Task requirements => Scan the entries below. List each line with "aussi".

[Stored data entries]
──────────
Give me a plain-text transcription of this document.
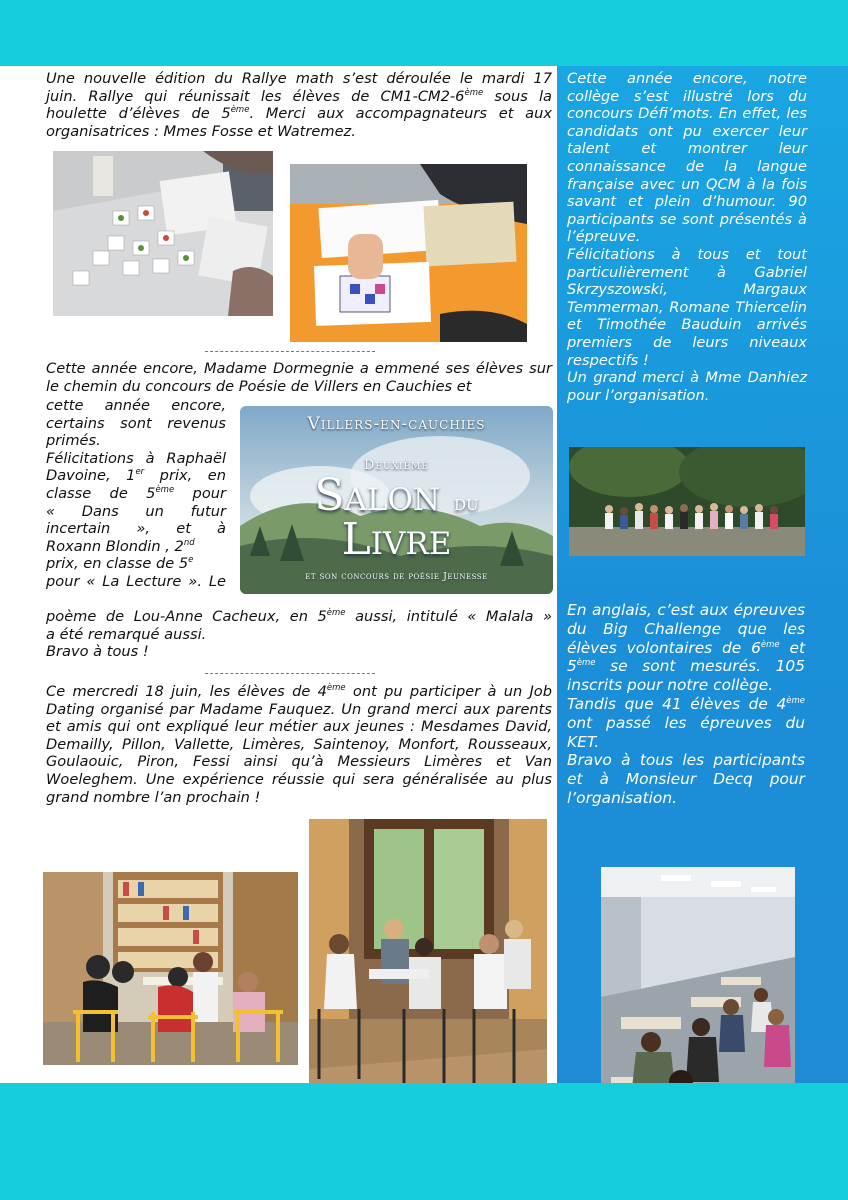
Une nouvelle édition du Rallye math s’est déroulée le mardi 17

juin. Rallye qui réunissait les élèves de CM1-CM2-6ème sous la

houlette d’élèves de 5ème. Merci aux accompagnateurs et aux

organisatrices : Mmes Fosse et Watremez.

Cette année encore, Madame Dormegnie a emmené ses élèves sur le chemin du concours de Poésie de Villers en Cauchies et

cette année encore,

certains sont revenus

primés.

Félicitations à Raphaël

Davoine, 1er prix, en

classe de 5ème pour

« Dans un futur

incertain », et à

Roxann Blondin , 2nd

prix, en classe de 5e

pour « La Lecture ». Le

poème de Lou-Anne Cacheux, en 5ème aussi, intitulé « Malala »

a été remarqué aussi.

Bravo à tous !

Villers-en-cauchies
Deuxième
Salon du
Livre
et son concours de poésie Jeunesse

Ce mercredi 18 juin, les élèves de 4ème ont pu participer à un Job

Dating organisé par Madame Fauquez. Un grand merci aux parents et amis qui ont expliqué leur métier aux jeunes : Mesdames David, Demailly, Pillon, Vallette, Limères, Saintenoy, Monfort, Rousseaux, Goulaouic, Piron, Fessi ainsi qu’à Messieurs Limères et Van Woeleghem. Une expérience réussie qui sera généralisée au plus grand nombre l’an prochain !

Cette année encore, notre collège s’est illustré lors du concours Défi’mots. En effet, les candidats ont pu exercer leur talent et montrer leur connaissance de la langue française avec un QCM à la fois savant et plein d’humour. 90 participants se sont présentés à l’épreuve.

Félicitations à tous et tout particulièrement à Gabriel Skrzyszowski, Margaux Temmerman, Romane Thiercelin et Timothée Bauduin arrivés premiers de leurs niveaux respectifs !

Un grand merci à Mme Danhiez pour l’organisation.

En anglais, c’est aux épreuves du Big Challenge que les élèves volontaires de 6ème et 5ème se sont mesurés. 105 inscrits pour notre collège.

Tandis que 41 élèves de 4ème ont passé les épreuves du KET.

Bravo à tous les participants et à Monsieur Decq pour l’organisation.
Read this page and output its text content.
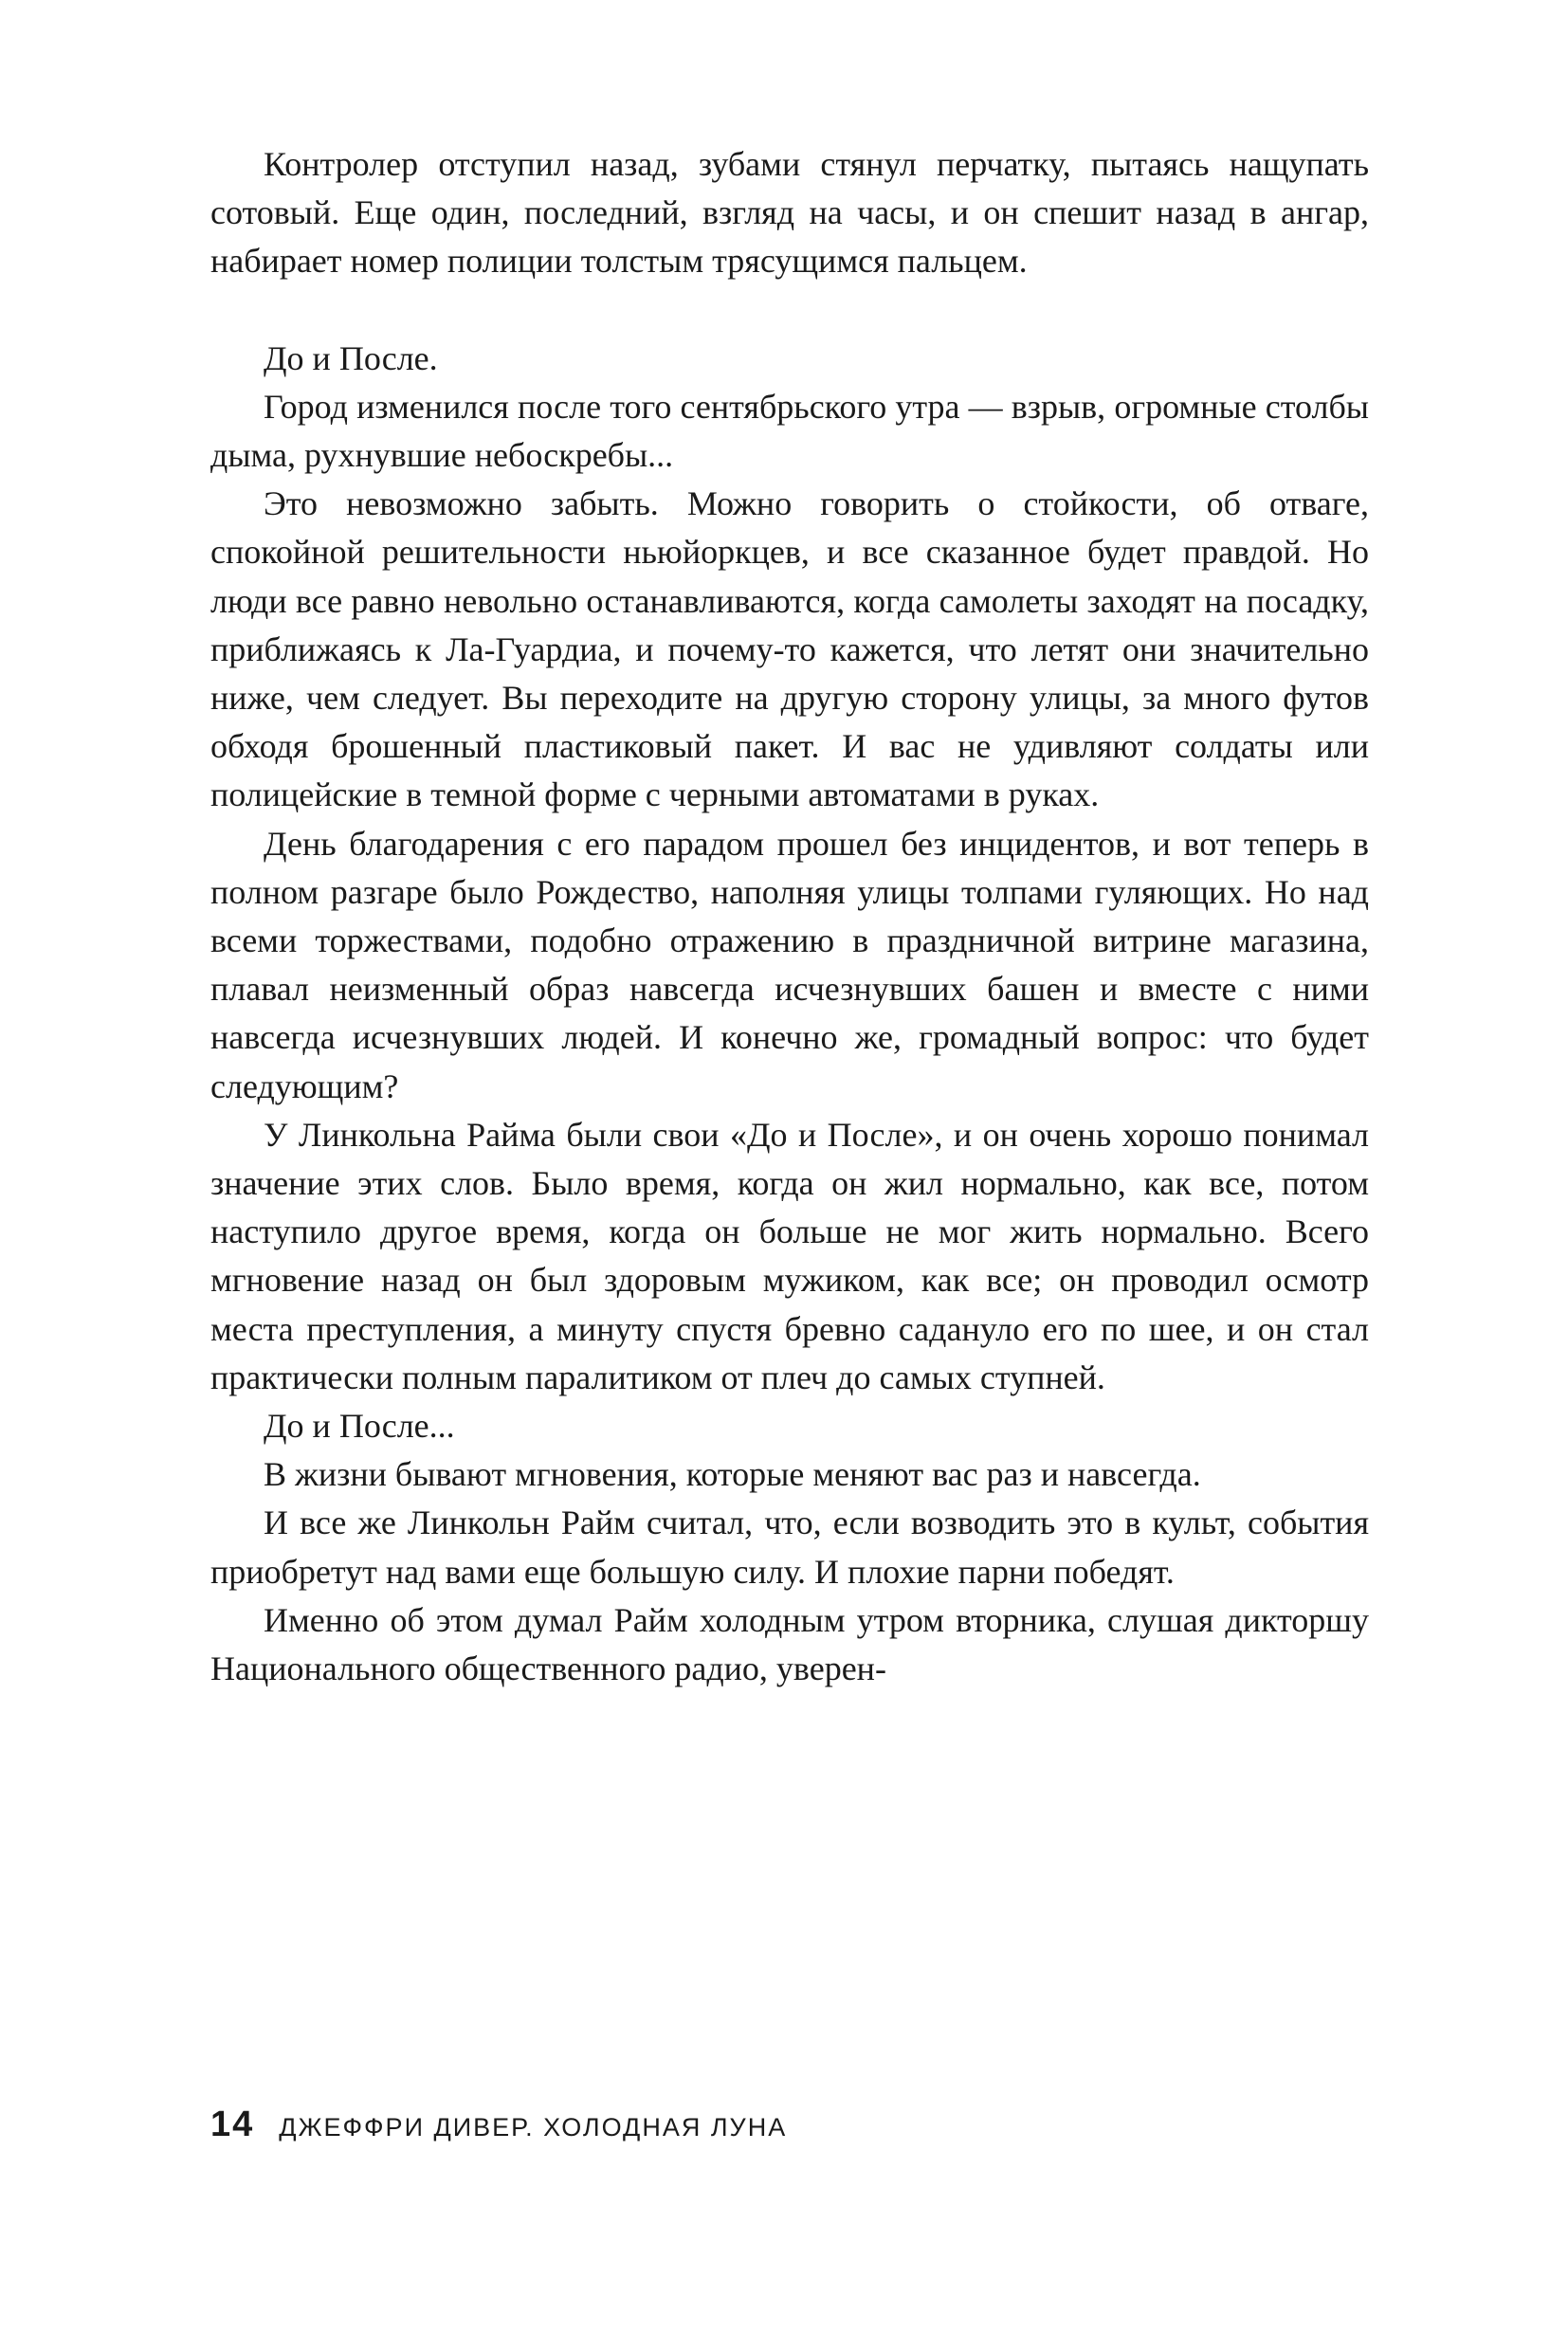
Контролер отступил назад, зубами стянул перчатку, пытаясь нащупать сотовый. Еще один, последний, взгляд на часы, и он спешит назад в ангар, набирает номер полиции толстым трясущимся пальцем.

До и После.

Город изменился после того сентябрьского утра — взрыв, огромные столбы дыма, рухнувшие небоскребы...

Это невозможно забыть. Можно говорить о стойкости, об отваге, спокойной решительности ньюйоркцев, и все сказанное будет правдой. Но люди все равно невольно останавливаются, когда самолеты заходят на посадку, приближаясь к Ла-Гуардиа, и почему-то кажется, что летят они значительно ниже, чем следует. Вы переходите на другую сторону улицы, за много футов обходя брошенный пластиковый пакет. И вас не удивляют солдаты или полицейские в темной форме с черными автоматами в руках.

День благодарения с его парадом прошел без инцидентов, и вот теперь в полном разгаре было Рождество, наполняя улицы толпами гуляющих. Но над всеми торжествами, подобно отражению в праздничной витрине магазина, плавал неизменный образ навсегда исчезнувших башен и вместе с ними навсегда исчезнувших людей. И конечно же, громадный вопрос: что будет следующим?

У Линкольна Райма были свои «До и После», и он очень хорошо понимал значение этих слов. Было время, когда он жил нормально, как все, потом наступило другое время, когда он больше не мог жить нормально. Всего мгновение назад он был здоровым мужиком, как все; он проводил осмотр места преступления, а минуту спустя бревно садануло его по шее, и он стал практически полным паралитиком от плеч до самых ступней.

До и После...

В жизни бывают мгновения, которые меняют вас раз и навсегда.

И все же Линкольн Райм считал, что, если возводить это в культ, события приобретут над вами еще большую силу. И плохие парни победят.

Именно об этом думал Райм холодным утром вторника, слушая дикторшу Национального общественного радио, уверен-

14 ДЖЕФФРИ ДИВЕР. ХОЛОДНАЯ ЛУНА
──────────
Completed task =>
poème de Lou-Anne Cacheux, en 5ème aussi, intitulé « Malala »
a été remarqué aussi.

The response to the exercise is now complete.